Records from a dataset
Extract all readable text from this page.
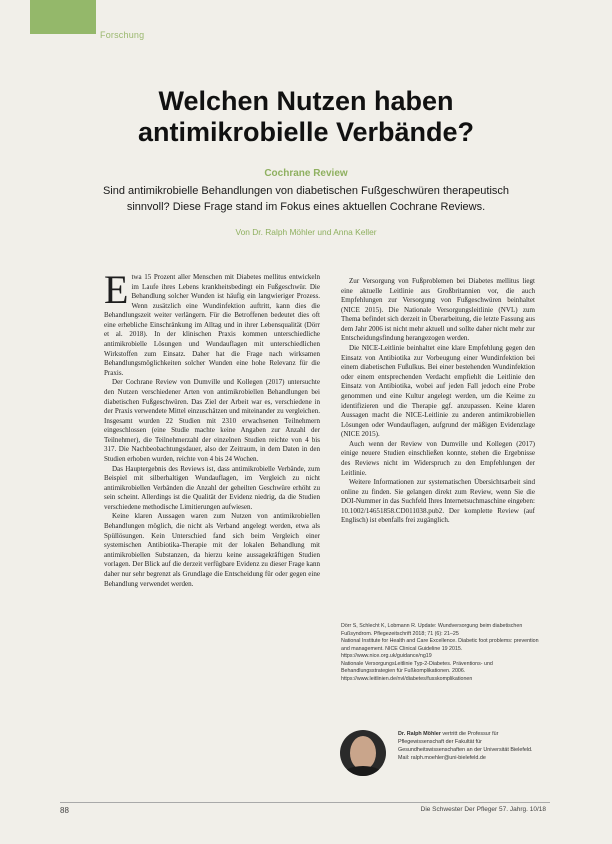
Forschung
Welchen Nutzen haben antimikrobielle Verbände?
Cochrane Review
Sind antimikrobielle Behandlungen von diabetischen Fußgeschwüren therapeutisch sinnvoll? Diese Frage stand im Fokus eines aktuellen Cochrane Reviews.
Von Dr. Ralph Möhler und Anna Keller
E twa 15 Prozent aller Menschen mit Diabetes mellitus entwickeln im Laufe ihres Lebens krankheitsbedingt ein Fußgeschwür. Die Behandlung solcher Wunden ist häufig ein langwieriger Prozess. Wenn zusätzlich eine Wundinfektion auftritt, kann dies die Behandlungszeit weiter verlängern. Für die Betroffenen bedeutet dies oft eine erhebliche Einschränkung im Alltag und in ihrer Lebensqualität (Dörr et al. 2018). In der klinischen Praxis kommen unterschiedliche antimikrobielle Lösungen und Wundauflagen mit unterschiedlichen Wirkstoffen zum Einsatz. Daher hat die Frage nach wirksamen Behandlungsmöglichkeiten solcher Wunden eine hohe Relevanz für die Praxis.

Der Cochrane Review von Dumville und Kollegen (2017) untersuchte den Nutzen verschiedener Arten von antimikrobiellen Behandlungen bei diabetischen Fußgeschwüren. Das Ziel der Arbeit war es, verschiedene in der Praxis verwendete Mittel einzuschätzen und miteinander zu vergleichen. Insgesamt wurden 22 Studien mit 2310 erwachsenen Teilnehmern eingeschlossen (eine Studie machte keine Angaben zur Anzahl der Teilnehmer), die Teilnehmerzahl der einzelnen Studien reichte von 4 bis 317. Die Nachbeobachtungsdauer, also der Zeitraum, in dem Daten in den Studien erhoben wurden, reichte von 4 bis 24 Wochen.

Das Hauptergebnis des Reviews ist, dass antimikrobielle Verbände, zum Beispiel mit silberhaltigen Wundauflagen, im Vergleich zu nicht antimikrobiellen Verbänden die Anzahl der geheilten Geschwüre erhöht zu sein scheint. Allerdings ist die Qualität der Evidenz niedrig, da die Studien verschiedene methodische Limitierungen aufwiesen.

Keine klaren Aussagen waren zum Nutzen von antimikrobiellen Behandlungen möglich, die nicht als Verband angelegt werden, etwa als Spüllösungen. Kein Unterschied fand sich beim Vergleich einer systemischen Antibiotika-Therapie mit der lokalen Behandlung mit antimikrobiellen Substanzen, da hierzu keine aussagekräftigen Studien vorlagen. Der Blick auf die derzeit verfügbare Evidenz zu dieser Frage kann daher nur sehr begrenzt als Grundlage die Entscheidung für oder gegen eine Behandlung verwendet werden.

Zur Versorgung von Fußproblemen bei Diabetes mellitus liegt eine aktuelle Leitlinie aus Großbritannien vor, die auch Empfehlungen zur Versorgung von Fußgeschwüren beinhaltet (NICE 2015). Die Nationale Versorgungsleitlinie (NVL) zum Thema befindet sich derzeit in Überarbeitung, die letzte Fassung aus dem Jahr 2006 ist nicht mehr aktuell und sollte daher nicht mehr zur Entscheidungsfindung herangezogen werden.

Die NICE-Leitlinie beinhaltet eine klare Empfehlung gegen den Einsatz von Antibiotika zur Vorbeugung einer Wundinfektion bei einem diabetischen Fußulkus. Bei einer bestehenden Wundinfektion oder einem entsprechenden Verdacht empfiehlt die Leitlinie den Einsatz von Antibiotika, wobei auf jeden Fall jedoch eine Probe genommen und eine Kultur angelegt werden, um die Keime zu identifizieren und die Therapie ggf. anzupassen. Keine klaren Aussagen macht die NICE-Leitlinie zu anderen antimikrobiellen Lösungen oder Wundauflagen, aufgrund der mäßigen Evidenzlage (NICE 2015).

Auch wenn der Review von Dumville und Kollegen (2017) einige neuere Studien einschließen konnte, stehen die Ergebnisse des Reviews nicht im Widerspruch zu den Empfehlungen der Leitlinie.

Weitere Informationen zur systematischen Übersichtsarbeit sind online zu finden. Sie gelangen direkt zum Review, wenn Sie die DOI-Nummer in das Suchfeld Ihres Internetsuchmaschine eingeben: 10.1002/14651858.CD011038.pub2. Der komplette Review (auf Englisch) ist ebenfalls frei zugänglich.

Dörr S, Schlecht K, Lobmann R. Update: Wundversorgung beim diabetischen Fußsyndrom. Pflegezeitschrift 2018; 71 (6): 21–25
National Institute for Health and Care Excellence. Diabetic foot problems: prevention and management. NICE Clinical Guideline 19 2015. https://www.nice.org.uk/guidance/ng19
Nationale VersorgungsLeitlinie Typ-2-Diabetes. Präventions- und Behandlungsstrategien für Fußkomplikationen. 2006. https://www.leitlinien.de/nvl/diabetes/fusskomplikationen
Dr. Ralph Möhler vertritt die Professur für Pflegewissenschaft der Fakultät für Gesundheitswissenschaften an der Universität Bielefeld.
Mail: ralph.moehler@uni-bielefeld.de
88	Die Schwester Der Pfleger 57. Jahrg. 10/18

* * *

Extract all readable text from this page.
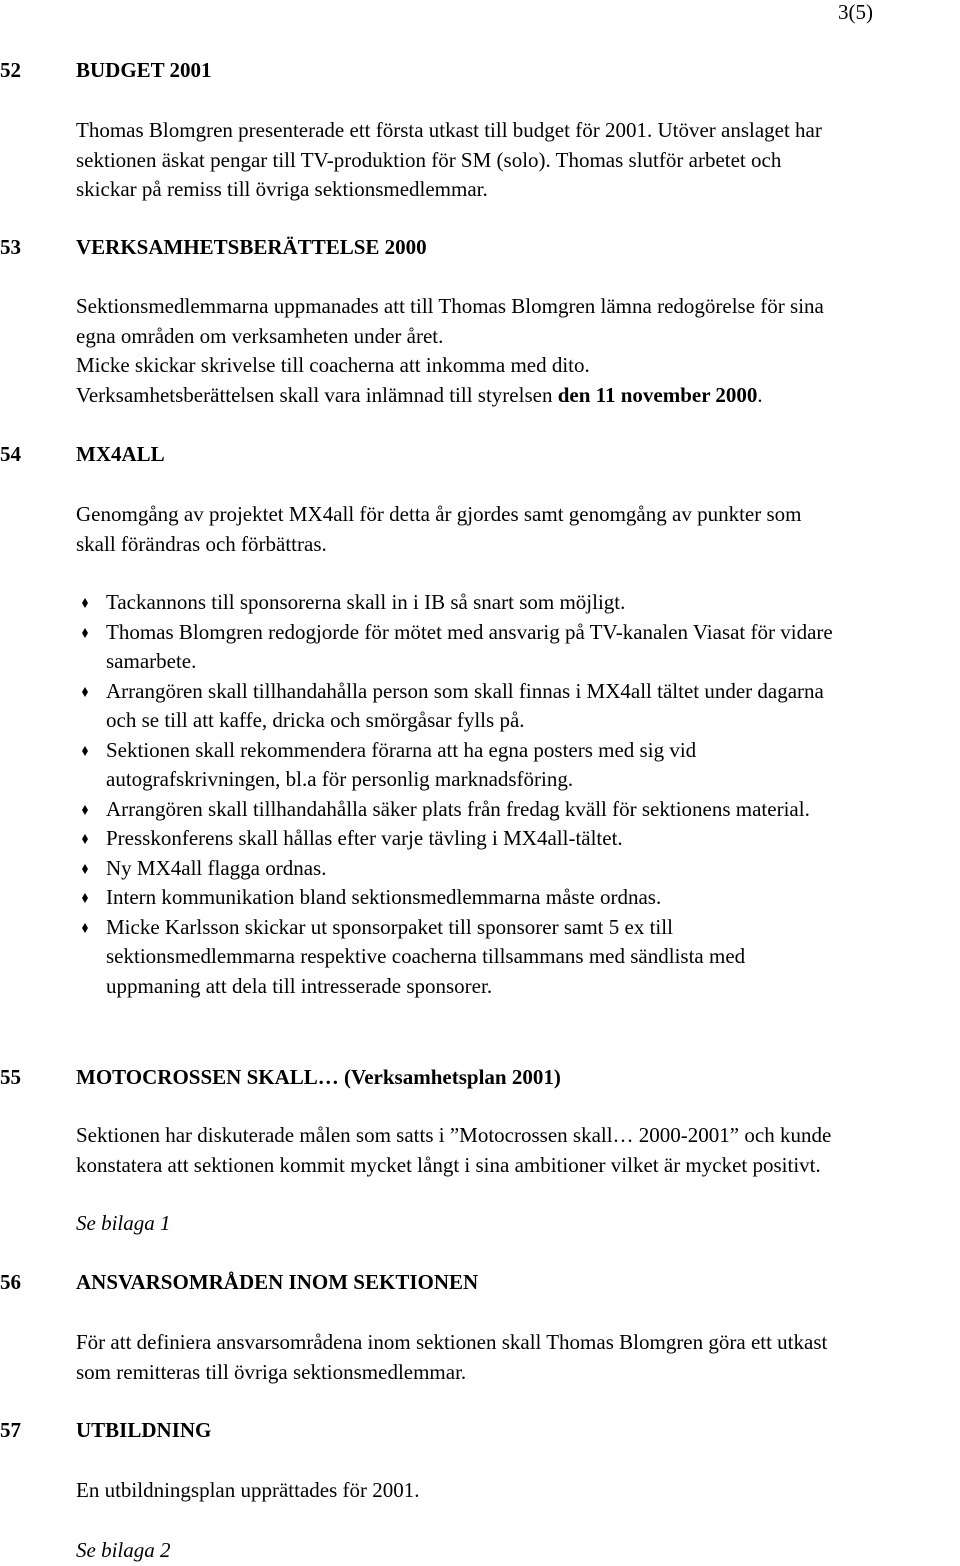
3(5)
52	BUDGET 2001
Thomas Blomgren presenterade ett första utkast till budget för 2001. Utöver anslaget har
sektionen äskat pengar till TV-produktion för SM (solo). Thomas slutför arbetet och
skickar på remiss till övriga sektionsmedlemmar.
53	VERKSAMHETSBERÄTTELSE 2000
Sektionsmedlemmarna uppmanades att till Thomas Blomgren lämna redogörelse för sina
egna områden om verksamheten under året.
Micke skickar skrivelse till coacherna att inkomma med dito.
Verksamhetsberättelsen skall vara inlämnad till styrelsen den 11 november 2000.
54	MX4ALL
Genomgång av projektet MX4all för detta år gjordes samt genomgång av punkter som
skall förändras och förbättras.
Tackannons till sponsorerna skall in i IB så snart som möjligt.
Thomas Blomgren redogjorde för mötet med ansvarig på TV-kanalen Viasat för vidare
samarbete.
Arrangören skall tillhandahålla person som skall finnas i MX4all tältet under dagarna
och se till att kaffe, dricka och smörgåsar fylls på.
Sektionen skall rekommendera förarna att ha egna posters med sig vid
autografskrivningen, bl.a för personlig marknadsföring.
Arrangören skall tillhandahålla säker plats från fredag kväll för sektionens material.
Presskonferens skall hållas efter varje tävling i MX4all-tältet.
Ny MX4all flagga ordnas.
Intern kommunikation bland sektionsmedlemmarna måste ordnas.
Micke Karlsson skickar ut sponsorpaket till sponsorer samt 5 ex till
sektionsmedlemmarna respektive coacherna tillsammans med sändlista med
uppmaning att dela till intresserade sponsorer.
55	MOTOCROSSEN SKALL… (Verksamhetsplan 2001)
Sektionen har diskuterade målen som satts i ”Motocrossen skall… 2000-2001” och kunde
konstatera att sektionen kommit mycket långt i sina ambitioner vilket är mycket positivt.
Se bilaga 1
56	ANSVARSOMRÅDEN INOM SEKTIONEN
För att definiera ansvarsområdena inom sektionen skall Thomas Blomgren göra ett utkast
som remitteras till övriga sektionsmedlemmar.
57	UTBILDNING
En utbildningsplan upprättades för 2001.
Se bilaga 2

BRIEF
Please return all lines above in which the string "Arrangören" is found.

WORKED SOLUTION
Arrangören skall tillhandahålla person som skall finnas i MX4all tältet under dagarna
Arrangören skall tillhandahålla säker plats från fredag kväll för sektionens material.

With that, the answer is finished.